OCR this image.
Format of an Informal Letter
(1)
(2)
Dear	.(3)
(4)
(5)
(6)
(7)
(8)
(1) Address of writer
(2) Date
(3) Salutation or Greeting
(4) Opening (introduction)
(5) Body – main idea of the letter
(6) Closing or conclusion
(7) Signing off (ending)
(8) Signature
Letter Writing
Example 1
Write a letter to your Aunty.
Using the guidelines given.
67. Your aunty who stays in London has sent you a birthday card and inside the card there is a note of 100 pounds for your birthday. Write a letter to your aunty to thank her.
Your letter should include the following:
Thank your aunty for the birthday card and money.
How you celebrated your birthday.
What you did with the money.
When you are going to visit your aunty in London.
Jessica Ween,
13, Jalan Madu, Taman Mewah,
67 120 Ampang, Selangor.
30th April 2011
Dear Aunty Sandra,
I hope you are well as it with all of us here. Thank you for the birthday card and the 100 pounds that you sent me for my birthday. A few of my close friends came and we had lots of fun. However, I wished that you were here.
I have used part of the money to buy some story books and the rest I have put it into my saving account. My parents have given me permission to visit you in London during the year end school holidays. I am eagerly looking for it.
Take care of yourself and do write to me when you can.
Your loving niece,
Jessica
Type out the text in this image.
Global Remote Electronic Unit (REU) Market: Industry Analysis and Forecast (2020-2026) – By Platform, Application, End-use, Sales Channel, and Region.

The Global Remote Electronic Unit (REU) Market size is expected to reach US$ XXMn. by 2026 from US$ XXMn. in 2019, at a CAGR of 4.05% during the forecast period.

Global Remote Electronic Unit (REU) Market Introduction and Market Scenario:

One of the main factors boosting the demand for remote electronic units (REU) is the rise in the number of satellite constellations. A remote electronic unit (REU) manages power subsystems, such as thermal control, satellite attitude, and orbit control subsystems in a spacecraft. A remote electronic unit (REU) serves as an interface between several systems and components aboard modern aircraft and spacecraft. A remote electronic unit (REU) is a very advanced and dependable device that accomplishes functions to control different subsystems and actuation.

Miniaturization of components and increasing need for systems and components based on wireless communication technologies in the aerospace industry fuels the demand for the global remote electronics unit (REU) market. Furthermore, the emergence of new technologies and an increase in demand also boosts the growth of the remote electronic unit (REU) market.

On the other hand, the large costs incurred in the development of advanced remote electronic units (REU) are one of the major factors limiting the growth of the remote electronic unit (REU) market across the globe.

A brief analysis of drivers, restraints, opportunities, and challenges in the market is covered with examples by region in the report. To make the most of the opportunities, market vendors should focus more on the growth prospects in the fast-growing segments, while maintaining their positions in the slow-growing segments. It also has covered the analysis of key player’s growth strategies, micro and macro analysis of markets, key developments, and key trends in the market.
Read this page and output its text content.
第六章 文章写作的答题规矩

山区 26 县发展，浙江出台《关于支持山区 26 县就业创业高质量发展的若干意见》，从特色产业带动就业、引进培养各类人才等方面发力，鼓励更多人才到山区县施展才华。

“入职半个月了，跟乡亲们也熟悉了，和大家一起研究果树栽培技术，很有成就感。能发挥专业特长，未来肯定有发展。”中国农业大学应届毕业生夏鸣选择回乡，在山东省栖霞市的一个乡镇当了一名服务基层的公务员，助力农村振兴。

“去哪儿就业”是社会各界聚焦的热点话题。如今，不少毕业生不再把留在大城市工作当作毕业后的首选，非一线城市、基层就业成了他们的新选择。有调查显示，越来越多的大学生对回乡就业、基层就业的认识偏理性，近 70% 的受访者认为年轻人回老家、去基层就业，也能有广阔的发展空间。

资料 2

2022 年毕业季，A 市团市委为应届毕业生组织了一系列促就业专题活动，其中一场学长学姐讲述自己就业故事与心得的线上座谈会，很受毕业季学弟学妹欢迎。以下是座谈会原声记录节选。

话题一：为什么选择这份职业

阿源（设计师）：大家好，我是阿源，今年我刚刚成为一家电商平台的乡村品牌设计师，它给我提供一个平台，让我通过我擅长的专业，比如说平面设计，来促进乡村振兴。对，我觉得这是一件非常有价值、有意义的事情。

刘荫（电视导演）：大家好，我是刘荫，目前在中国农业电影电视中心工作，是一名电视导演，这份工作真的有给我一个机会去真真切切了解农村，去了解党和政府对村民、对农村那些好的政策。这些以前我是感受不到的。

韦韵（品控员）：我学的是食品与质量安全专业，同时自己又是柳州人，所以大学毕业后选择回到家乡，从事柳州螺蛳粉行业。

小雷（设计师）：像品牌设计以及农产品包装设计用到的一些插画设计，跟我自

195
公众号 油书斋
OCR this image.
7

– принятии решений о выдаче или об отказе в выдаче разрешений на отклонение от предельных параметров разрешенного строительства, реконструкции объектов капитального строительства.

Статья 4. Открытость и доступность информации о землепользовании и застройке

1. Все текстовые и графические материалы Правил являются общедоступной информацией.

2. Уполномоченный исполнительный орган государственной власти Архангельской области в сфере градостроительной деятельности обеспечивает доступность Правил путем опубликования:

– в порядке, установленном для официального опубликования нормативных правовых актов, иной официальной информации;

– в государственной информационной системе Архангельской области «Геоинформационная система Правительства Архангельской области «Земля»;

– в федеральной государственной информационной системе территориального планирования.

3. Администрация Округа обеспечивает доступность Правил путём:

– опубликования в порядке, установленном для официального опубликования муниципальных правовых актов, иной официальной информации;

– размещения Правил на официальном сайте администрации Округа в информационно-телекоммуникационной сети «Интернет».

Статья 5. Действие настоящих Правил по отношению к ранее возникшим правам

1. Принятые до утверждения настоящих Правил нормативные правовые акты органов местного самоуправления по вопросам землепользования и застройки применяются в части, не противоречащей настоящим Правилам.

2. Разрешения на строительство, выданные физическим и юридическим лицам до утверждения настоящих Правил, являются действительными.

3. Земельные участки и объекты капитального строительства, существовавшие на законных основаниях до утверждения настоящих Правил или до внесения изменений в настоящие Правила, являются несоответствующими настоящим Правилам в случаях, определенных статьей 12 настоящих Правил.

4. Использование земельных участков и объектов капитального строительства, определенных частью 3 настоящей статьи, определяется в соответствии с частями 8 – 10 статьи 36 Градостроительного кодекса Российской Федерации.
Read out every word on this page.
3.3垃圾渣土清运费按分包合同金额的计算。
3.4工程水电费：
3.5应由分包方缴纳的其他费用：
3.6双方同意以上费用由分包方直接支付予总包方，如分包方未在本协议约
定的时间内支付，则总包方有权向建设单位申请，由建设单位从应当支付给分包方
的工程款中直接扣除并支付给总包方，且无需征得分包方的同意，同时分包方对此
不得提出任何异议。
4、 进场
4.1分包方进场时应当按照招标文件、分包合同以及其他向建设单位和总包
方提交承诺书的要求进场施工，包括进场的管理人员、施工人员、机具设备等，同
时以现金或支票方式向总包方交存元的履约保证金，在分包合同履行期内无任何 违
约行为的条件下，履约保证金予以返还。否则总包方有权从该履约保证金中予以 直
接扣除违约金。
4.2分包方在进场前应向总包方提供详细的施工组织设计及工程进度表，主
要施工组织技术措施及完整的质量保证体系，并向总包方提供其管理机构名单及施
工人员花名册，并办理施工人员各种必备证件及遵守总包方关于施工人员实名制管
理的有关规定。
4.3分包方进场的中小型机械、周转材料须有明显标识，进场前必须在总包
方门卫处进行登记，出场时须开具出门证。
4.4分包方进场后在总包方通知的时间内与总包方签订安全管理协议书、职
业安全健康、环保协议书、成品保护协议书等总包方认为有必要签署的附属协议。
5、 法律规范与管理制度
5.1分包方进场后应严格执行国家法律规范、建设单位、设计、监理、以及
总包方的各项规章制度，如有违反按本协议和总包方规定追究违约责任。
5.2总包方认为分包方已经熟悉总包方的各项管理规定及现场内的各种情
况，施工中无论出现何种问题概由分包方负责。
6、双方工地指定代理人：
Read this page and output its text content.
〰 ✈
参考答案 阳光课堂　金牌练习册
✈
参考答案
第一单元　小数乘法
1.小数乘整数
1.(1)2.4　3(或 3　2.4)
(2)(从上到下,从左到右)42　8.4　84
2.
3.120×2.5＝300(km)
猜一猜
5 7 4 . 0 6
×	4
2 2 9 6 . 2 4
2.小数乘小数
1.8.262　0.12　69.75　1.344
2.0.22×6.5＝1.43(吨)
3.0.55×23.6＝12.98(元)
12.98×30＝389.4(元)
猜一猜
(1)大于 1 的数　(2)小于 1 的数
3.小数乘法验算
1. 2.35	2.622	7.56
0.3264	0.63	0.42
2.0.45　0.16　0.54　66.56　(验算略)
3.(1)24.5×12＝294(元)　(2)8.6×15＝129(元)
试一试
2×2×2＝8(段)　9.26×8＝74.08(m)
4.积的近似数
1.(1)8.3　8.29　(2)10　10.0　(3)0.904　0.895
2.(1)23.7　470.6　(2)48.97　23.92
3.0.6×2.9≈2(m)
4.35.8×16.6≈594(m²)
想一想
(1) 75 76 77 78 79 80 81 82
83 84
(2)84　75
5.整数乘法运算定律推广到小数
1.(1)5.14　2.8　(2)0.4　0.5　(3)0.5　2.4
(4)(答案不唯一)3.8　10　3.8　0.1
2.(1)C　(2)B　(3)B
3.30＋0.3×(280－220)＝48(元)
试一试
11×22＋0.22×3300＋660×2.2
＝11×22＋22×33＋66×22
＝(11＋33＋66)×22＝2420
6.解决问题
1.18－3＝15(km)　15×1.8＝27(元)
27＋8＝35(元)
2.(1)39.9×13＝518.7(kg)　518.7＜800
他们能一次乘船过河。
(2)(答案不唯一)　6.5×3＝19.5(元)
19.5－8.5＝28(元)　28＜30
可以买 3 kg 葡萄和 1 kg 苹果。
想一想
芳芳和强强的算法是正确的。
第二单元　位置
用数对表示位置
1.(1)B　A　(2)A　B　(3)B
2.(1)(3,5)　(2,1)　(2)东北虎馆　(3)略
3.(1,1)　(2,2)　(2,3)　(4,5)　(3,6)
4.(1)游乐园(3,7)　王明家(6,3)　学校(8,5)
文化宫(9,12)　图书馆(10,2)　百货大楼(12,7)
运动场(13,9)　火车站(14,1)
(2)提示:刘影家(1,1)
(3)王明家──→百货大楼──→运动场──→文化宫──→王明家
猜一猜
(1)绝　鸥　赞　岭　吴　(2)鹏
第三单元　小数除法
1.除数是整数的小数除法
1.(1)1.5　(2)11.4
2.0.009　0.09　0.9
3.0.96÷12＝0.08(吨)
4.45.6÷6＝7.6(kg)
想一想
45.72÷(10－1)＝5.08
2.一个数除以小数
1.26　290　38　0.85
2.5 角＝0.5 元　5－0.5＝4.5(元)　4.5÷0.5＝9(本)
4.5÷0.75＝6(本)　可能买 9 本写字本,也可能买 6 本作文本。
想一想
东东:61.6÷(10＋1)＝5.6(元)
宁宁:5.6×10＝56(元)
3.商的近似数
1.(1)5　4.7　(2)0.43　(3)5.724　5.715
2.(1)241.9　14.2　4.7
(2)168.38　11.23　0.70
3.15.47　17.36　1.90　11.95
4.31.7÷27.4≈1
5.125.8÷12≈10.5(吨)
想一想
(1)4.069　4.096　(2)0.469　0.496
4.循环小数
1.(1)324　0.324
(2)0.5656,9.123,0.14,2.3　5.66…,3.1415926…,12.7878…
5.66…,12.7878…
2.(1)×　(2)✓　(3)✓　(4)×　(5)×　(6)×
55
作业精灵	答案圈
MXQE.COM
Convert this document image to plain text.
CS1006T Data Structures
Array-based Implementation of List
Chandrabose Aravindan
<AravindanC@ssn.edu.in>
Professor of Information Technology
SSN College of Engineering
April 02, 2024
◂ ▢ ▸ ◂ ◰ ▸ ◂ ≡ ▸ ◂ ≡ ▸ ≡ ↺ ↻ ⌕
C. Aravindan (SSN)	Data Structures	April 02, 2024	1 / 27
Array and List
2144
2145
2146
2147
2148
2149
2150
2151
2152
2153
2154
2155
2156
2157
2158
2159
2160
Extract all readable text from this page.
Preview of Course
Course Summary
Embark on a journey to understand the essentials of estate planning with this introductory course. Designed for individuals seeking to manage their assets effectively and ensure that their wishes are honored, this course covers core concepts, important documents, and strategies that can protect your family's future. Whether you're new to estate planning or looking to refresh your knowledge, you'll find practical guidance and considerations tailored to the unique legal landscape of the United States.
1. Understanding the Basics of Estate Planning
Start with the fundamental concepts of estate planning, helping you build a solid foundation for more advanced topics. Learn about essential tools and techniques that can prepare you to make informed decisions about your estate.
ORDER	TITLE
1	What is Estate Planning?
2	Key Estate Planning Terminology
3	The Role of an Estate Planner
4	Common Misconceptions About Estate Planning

===

## WORK INSTRUCTIONS
Copy each line holding the word "строительства" from the listing above.

## RESULT FOR THIS EXERCISE
– принятии решений о выдаче или об отказе в выдаче разрешений на отклонение от предельных параметров разрешенного строительства, реконструкции объектов капитального строительства.
3. Земельные участки и объекты капитального строительства, существовавшие на законных основаниях до утверждения настоящих Правил или до внесения изменений в настоящие Правила, являются несоответствующими настоящим Правилам в случаях, определенных статьей 12 настоящих Правил.
4. Использование земельных участков и объектов капитального строительства, определенных частью 3 настоящей статьи, определяется в соответствии с частями 8 – 10 статьи 36 Градостроительного кодекса Российской Федерации.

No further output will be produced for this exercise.